## start

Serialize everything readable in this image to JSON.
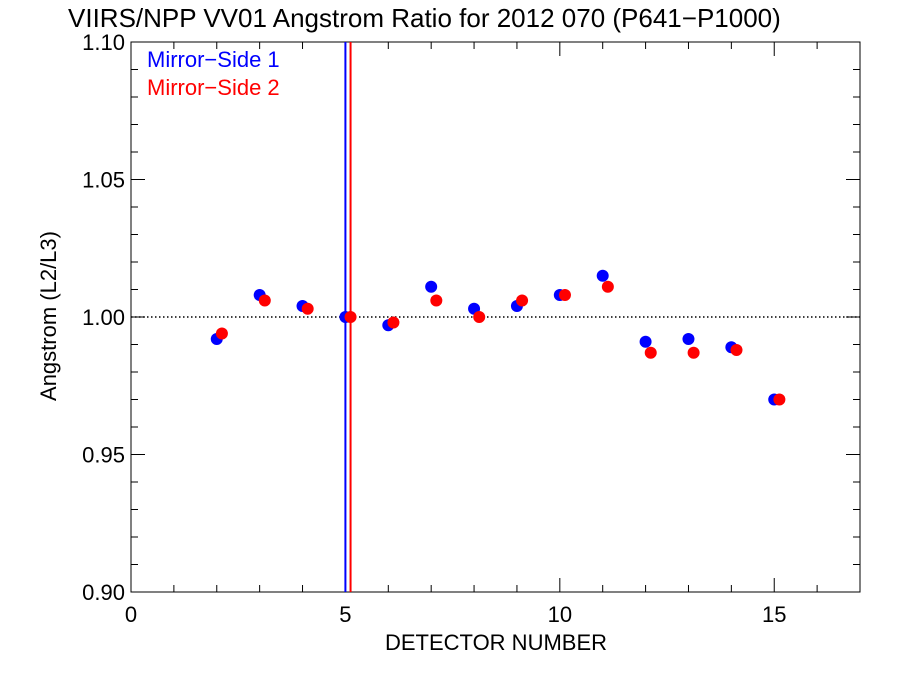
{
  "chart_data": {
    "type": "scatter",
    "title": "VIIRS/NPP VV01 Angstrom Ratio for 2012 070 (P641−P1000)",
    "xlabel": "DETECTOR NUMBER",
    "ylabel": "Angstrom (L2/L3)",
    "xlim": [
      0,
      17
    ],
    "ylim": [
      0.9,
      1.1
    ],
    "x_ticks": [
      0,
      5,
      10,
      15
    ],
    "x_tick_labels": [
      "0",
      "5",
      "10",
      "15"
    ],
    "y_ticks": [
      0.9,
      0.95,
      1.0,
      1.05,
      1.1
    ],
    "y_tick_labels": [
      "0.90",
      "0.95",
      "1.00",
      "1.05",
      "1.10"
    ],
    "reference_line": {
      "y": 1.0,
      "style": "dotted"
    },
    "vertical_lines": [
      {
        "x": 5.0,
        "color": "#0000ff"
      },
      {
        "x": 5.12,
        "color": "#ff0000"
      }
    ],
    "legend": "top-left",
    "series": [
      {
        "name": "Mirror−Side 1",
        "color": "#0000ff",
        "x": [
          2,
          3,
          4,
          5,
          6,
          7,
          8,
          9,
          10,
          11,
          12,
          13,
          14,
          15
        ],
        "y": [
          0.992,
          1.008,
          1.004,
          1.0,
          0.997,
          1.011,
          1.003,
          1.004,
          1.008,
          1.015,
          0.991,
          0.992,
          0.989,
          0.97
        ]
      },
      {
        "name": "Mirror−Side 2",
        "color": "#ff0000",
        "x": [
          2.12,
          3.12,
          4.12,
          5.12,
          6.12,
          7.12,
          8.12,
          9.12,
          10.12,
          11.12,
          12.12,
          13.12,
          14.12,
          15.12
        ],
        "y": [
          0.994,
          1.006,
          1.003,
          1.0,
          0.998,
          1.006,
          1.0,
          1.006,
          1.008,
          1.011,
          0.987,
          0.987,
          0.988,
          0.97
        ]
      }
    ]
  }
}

## end
## start

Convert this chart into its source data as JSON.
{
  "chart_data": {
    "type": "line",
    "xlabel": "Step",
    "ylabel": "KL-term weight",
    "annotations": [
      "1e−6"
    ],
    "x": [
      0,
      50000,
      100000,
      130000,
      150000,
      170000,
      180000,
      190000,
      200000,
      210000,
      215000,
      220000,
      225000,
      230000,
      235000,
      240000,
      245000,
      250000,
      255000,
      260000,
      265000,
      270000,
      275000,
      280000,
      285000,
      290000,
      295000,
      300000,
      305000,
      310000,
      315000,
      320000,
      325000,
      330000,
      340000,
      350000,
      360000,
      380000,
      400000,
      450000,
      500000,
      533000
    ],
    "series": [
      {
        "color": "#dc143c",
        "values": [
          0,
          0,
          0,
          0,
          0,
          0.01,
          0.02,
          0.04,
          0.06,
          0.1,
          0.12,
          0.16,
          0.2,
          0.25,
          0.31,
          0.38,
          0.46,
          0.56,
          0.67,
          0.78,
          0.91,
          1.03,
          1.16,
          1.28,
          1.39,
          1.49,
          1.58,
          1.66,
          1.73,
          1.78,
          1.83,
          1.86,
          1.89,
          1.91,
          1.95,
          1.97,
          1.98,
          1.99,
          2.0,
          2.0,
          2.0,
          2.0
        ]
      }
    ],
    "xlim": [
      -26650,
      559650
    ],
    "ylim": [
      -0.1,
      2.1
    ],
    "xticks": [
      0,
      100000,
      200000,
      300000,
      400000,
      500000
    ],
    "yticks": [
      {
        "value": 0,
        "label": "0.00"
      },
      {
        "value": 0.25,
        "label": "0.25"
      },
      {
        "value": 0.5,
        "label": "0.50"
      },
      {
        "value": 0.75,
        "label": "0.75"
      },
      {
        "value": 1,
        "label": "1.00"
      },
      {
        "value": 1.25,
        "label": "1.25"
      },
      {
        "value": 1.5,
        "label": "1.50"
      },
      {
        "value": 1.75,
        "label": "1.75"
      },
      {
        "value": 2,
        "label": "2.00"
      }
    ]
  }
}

## end

__Given request__:
Single out each line of the records above with the string "JSON" in it, and copy it.

__Expected answer__:
Serialize everything readable in this image to JSON.
Convert this chart into its source data as JSON.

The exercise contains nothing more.